**WHAT YOU WILL DO:** Locate each line of the material that contains "properly", then return it.

· · · · · · ·

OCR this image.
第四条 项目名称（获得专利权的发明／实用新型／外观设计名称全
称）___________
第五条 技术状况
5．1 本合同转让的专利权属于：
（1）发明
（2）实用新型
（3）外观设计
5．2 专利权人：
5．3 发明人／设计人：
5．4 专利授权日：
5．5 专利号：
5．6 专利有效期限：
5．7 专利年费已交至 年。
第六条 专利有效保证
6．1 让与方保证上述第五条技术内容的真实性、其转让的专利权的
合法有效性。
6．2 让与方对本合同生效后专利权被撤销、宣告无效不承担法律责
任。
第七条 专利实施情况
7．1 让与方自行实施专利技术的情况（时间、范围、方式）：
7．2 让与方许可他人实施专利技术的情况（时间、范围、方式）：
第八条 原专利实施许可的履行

· · · · · · ·

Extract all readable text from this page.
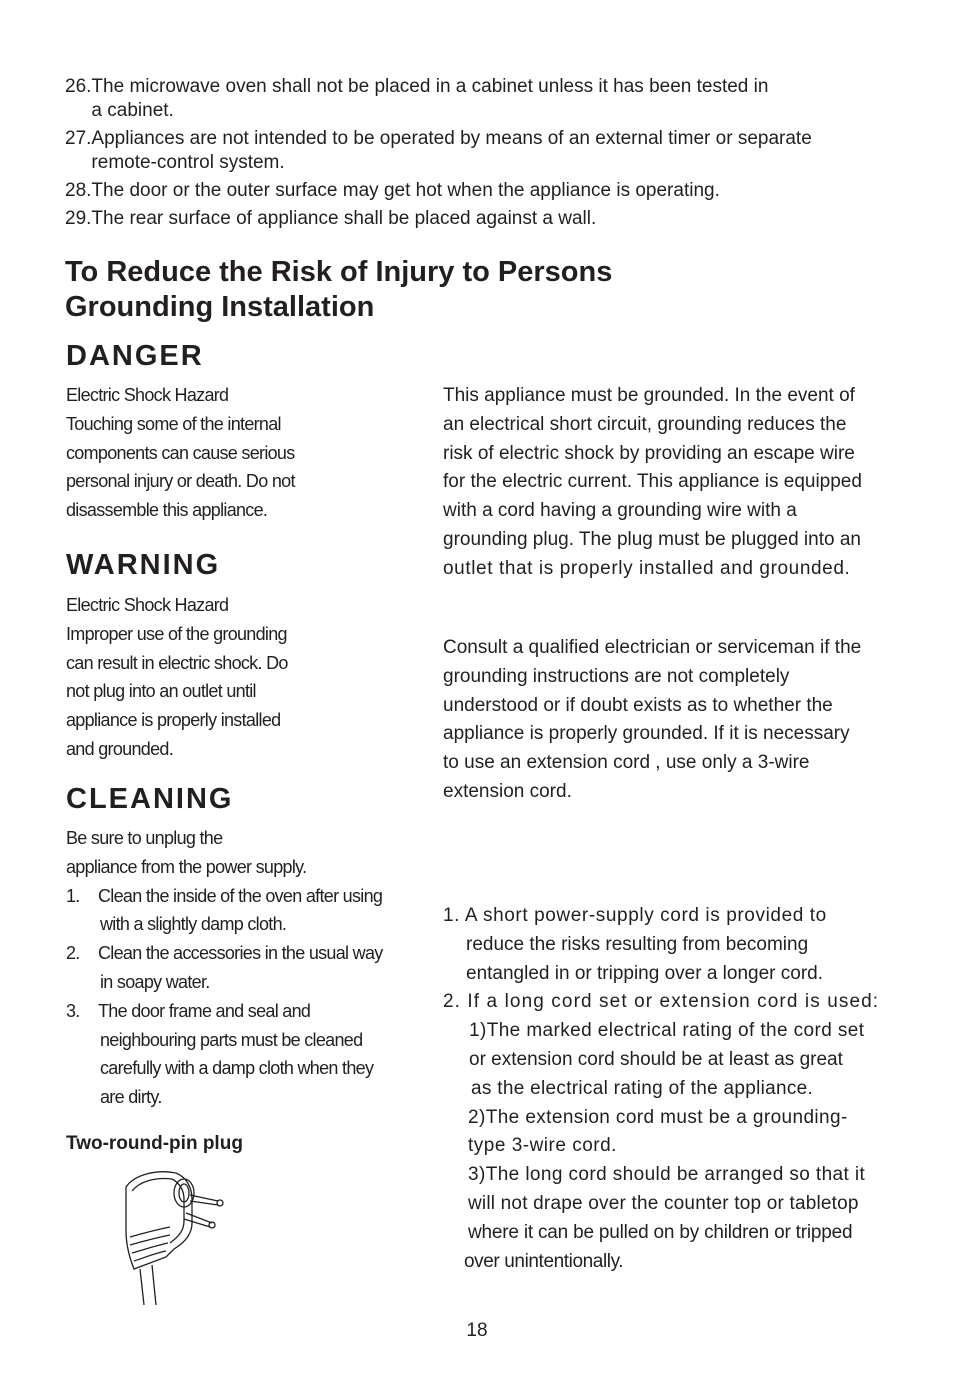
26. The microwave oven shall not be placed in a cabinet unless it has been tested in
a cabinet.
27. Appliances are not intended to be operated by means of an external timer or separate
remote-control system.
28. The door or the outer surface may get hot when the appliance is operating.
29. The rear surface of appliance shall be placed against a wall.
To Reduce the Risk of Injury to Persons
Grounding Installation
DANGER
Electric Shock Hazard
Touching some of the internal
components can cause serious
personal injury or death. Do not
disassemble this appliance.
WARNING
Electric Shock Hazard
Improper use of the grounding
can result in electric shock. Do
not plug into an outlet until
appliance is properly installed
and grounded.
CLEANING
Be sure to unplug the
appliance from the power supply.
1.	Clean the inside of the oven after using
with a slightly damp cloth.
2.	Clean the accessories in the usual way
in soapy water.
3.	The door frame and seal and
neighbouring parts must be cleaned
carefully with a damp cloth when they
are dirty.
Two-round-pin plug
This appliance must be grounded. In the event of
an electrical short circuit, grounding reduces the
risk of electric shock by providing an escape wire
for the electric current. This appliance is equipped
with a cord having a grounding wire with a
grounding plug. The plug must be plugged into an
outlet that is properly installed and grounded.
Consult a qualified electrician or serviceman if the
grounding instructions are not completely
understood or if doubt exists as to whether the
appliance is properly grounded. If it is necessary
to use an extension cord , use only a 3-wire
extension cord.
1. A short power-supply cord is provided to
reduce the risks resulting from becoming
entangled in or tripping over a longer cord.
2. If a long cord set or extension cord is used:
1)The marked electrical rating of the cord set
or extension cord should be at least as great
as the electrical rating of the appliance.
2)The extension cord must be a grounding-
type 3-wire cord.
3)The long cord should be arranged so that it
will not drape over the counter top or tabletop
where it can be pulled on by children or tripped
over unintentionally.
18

· · · · · · ·

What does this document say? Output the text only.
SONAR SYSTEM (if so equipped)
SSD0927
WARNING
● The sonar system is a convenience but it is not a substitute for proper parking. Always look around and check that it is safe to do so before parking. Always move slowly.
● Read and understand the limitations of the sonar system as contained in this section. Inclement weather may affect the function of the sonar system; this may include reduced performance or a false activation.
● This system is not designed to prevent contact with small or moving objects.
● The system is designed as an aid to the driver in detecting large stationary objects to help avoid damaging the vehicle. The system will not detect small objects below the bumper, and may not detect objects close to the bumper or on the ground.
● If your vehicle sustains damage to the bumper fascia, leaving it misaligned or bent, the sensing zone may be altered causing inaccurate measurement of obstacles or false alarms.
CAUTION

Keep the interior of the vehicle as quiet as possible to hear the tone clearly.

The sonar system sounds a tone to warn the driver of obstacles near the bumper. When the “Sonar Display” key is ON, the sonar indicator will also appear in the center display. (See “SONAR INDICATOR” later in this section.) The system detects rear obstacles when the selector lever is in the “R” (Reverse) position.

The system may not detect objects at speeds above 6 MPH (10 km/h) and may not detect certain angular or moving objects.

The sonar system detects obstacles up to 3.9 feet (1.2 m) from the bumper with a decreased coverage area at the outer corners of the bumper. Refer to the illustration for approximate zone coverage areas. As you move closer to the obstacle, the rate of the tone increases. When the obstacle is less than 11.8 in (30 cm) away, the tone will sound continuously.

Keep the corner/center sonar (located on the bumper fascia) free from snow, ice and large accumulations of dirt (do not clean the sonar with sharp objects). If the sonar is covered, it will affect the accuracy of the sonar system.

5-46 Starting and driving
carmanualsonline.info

· · · · · · ·

**TASK SOLUTION:**
appliance is properly installed
outlet that is properly installed and grounded.
appliance is properly grounded. If it is necessary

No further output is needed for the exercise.